→ 提供抜粋:
---------------

2026年度入試の一般選抜シーズンが迫ってきている。国公立大学の志望動向について、河合塾教育研究開発本部で主席研究員を務める近藤治さんに聞いた。(野村麻里子)
国立・公立で志望に差は見られず
河合塾による「第2回全統共通テスト模試」の集計データ(8月実施)では、国公立大の志望者数は前年度比101%とほぼ変わらない。24~26年の受験生人口はほぼ横ばいで、27年からまた下がる。
25年度入試は、公立が国立より人気があった。25年度の大学入学共通テストで初実施となった「情報Ⅰ」は、国立はほぼ必須だったが、公立の導入状況は半分程度。「6教科8科目受験に自信がない人や平均点が上がった共通テストで失敗した人は、少ない科目で受験できる公立を選ぶ傾向が見られました」
現段階では国公で志望状況の差はない。「ですが、26年度の共通テストが難化した場合は、科目負担が少ない大学が多い公立大学の人気が高まるかもしれません」
東大の志望者減、安全志向が垣間見え
地区別で見ると、東北97%、近畿98%と若干減少しているものの、志望状況は例年並み。
個別大学を見ると、東京大が95%と減少が目立つ。理科三類以外の各科類で第1段階選抜の通過ラインが引き上げられた影響で、25年度入試でも1000人ほど志願者が減った。
「26年度入試の受験生は極端な強気傾向は見られず、東大は敬遠しがちな様子。最近の傾向を見ると、頑張って上を目指すよりも、そこそこ頑張れば入れる大学はどこかを考える受験生が多いのかもしれません。ただし、夏の段階のデータなので、これから先増えていく可能性はあります」
一方で、北海道大学106%、九州大学102%など、エリア内の最難関を目指す動きもある。「東大は日本のトップ。地方の優秀な受験生が、東大受験を避けて旧帝大を狙う動きが出ているようです」
東北大は、英教育誌タイムズ・ハイヤー・エデュケーション(THE)による大学ランキング日本版で5回連続首位、文科省による「国際卓越研究大学」の第1号に選ばれるなど、注目が集まっているが、志望者は前年比97%だった。「数値には表れていませんが、関東地区からの受験生が増えています。東北大を目指す東北地区の受験生は、関東の受験生が増えて受験しづらい状況が生まれているかもしれません」

---------------

→ 提示資料:
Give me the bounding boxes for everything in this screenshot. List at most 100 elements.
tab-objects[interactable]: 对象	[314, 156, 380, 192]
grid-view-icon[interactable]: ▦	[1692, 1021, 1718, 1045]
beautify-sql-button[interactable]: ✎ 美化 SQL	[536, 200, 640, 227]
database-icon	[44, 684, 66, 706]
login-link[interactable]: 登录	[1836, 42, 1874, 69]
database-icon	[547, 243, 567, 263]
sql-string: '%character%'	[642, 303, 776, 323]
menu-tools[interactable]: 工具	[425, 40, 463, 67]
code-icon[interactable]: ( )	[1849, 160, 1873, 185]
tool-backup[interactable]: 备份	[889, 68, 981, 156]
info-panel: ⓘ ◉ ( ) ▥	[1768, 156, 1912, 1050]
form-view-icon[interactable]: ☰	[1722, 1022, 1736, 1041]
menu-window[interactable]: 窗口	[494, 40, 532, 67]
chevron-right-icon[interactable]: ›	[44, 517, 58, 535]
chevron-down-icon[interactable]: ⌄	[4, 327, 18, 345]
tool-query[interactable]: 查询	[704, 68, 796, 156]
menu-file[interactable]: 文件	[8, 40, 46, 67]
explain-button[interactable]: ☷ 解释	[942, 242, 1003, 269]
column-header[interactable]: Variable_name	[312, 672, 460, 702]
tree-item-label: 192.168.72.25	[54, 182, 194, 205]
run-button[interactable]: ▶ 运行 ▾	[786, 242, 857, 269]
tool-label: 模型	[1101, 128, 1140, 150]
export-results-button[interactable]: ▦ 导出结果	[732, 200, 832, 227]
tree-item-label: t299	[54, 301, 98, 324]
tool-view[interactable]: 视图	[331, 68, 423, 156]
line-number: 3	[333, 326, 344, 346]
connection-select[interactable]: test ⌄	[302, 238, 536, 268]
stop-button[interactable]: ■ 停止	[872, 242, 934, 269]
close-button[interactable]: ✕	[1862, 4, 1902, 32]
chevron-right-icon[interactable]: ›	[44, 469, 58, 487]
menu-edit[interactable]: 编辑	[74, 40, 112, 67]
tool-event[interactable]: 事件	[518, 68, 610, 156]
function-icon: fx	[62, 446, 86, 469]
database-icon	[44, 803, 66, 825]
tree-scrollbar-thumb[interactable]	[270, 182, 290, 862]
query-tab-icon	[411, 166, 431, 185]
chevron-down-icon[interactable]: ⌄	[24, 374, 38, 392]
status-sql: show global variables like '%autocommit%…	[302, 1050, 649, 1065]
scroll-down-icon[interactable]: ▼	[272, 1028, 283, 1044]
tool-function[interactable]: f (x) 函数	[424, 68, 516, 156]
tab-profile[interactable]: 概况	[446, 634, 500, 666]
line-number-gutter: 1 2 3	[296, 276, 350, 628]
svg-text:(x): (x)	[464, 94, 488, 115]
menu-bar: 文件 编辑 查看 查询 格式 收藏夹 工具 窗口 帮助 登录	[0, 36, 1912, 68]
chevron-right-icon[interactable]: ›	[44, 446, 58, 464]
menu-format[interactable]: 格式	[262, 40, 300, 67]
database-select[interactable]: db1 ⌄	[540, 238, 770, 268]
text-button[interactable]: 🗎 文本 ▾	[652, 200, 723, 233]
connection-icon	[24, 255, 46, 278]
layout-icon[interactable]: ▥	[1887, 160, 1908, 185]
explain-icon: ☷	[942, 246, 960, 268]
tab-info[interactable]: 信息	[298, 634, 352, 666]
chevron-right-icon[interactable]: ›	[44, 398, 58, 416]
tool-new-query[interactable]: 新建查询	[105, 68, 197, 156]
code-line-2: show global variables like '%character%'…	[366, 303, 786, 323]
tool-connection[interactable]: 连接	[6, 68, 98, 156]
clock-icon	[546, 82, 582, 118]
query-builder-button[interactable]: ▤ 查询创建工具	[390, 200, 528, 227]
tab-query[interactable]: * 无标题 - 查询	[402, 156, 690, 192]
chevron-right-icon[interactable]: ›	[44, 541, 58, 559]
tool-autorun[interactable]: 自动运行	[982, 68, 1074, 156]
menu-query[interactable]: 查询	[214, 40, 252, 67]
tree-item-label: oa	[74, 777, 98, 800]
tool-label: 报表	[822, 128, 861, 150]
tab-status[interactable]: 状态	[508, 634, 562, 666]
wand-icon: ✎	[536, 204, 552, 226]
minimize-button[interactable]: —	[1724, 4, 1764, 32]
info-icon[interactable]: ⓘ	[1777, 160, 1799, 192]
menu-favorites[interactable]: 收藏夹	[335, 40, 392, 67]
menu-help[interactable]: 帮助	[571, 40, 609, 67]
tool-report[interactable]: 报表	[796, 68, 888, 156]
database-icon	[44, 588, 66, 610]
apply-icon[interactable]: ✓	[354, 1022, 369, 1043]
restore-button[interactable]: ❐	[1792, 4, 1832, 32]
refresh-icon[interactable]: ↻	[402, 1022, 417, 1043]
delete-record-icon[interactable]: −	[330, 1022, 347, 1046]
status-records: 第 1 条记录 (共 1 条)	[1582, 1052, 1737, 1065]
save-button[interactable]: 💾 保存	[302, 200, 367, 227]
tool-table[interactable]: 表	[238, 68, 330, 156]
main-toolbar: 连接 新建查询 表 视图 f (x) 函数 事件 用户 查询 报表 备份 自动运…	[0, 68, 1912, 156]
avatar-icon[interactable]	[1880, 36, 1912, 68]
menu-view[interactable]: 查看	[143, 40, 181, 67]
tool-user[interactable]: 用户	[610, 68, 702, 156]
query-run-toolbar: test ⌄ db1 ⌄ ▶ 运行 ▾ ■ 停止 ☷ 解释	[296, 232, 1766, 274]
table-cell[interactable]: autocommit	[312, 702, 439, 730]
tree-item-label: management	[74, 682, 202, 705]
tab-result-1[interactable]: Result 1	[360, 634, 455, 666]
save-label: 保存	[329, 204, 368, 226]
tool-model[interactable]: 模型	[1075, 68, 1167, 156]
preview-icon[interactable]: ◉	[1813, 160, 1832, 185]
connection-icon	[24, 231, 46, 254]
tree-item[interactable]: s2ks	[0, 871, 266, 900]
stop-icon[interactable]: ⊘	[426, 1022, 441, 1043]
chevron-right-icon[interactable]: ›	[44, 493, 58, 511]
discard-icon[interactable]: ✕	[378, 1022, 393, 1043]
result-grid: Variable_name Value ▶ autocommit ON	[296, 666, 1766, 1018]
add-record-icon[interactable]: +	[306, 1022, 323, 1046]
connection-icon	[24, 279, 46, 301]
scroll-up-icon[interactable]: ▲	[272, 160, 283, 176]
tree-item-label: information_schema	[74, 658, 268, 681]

---------------

→ 作業依頼 A: 国公立大学の志望動向に関する記事のうち、「25年度入試は、公立が国立より人気があった」で始まる段落を、主要な事実を保ったまま箇条書きに改めてください。
→ 作業依頼 B: 国公立大学の志望動向に関する記事で、志望者の割合(%)が示されている個別の大学をすべて挙げ、それぞれの数値を添えてください。

→ 解答例 A:
- 25年度入試では、公立大学が国立大学より人気があった。
- 25年度の大学入学共通テストで初めて実施された「情報Ⅰ」は、国立ではほぼ必須だったが、公立での導入状況は半分程度だった。
- 6教科8科目の受験に自信がない人や、平均点が上がった共通テストで失敗した人には、少ない科目で受験できる公立を選ぶ傾向が見られた。

→ 解答例 B:
- 東京大学:95%
- 北海道大学:106%
- 九州大学:102%
- 東北大学:97%